> [Text]:
····················

Leadership’s Role in the Change Management Process
All employees often look up to the leaders during any change management process. They do so when seeking clarity, to establish a connection, or for accountability. Leaders, therefore, have to be strong and committed enough lest they serve as bad examples to the others.
Leaders need to adopt a strong change management mentality, as well as the requisite skills to communicate efficiently and implement the change effectively (Reardon & Reardon, 1998). Otherwise, one is bound to experience a lot of difficulty during the change management process. Further, leaders ought to take full control of the entire process, and in doing so, prove to the employees that they are in control of the situation. Doing so enables them to have clarity in the organization’s vision and to convince everyone else to believe in the same idea.
The leaders have to remain connected to and with the employees. Such a connection gives them an easier time in elaborating the vision, as well as getting support. Leaders are often looked up to, and they ought to try as much as possible to be approachable and transparent. Furthermore, they must be the change they expect to see (Nelson & Burns, 1984). As such, they are required to lead from the front, show commitment, and remain motivated the entire time.
It is important to get feedback and responses from the employees over the concerns they may have regarding the entire process. As such, the leader ought to constantly enquire from them regarding the same. They are also required to communicate key information to the employees constantly. Finally, involving all the employees in the implementation of the initiative is fundamental.

····················

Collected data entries
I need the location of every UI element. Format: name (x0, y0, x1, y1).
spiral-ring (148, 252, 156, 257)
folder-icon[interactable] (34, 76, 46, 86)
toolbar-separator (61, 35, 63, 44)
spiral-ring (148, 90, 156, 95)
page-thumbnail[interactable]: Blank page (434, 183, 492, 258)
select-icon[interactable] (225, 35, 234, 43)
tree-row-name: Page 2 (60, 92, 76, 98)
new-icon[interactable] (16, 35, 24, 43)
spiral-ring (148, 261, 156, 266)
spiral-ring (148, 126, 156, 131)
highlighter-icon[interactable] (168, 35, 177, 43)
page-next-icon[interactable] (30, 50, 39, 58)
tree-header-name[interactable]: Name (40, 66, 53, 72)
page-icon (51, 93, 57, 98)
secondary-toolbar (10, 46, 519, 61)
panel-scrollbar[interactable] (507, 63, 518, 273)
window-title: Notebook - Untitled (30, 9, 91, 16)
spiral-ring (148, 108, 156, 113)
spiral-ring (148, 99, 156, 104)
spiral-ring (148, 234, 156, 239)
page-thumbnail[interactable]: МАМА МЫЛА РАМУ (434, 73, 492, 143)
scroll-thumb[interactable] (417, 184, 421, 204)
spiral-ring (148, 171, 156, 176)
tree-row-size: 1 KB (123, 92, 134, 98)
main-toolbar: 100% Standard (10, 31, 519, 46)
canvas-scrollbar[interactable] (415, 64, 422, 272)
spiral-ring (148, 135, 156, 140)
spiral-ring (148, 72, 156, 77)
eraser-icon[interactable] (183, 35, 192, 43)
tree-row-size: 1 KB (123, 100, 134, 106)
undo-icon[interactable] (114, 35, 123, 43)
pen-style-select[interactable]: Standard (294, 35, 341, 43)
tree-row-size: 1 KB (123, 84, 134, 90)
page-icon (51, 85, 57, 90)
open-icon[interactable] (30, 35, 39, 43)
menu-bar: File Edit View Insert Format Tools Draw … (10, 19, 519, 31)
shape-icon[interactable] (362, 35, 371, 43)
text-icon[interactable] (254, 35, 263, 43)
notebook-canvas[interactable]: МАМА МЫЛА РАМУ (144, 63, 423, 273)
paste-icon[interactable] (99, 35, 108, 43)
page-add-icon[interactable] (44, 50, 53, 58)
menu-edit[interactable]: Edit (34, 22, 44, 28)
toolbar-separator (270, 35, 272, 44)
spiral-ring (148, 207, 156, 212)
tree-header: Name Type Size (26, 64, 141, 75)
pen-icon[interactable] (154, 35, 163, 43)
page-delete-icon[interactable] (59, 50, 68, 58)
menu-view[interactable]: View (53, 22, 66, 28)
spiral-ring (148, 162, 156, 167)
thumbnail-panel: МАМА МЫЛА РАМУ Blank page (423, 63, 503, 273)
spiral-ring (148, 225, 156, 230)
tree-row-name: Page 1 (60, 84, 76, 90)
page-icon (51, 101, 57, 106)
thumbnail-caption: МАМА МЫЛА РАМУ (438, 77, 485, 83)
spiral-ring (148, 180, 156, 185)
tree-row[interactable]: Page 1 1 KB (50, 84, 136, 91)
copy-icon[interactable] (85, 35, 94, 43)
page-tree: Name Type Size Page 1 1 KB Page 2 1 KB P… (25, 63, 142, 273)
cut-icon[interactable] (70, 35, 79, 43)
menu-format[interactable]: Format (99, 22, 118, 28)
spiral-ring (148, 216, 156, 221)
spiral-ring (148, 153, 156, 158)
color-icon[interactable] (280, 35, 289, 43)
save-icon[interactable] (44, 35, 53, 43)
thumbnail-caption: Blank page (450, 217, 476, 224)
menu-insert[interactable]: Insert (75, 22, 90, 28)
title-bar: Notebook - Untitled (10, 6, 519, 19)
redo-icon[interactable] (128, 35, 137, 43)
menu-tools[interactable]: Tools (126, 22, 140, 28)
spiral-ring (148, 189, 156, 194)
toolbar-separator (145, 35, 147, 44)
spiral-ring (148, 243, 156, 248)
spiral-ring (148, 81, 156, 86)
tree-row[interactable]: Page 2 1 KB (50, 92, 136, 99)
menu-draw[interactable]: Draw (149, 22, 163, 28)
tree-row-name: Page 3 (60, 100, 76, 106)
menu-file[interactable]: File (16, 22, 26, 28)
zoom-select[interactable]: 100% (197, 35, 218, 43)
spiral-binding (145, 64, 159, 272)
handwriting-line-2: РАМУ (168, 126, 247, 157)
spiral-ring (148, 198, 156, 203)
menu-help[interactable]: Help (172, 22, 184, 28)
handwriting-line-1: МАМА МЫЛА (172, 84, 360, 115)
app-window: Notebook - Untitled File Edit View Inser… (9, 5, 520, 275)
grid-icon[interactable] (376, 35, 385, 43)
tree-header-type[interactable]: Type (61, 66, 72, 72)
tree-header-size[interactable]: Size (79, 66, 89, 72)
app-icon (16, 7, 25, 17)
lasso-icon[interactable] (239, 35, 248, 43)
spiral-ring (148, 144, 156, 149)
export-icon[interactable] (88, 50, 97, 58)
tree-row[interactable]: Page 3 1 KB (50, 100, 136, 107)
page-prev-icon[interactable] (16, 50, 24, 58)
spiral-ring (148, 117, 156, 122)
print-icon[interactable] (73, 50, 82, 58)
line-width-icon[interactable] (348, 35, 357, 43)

····················

> [Exercise set]:
**a.** Echo the text on leadership and change from "The leaders have" up to and including "the entire time.".
**b.** According to the text on leadership and change, for what reasons do employees look up to leaders during a change management process?
**c.** Pick up the text on leadership and change where it stops and carry it on.
The data comes from a different source than the text on leadership and change.

> [Outputs in order]:
**a.**
The leaders have to remain connected to and with the employees. Such a connection gives them an easier time in elaborating the vision, as well as getting support. Leaders are often looked up to, and they ought to try as much as possible to be approachable and transparent. Furthermore, they must be the change they expect to see (Nelson & Burns, 1984). As such, they are required to lead from the front, show commitment, and remain motivated the entire time.

**b.** When seeking clarity, to establish a connection, or for accountability.

**c.**
What Leadership Can Expect When the Change Process is Underway
It is difficult to manage change. First, in organizations with different managerial structures, it is almost always impossible to have an agreement on the desired transformative changes. Everyone often seems to have their own idea of what to do and how to go about it. Further, for setups that have existed as they are for a long time, it is difficult to have acceptance or an embrace of the change by the employees as they feel that the existing balance will be upset. Some of the attitudes, behaviors, or relationships are usually too deeply rooted.
It is clear that resistance or failure to corporate by employees or other key stakeholders is the major stumbling block towards the realization of any success in the change management process (McLean, 2006). As such, it is crucial that everyone feels involved at every stage in the change management. Further, their opinion or input should be considered rather than disregarded in entirety.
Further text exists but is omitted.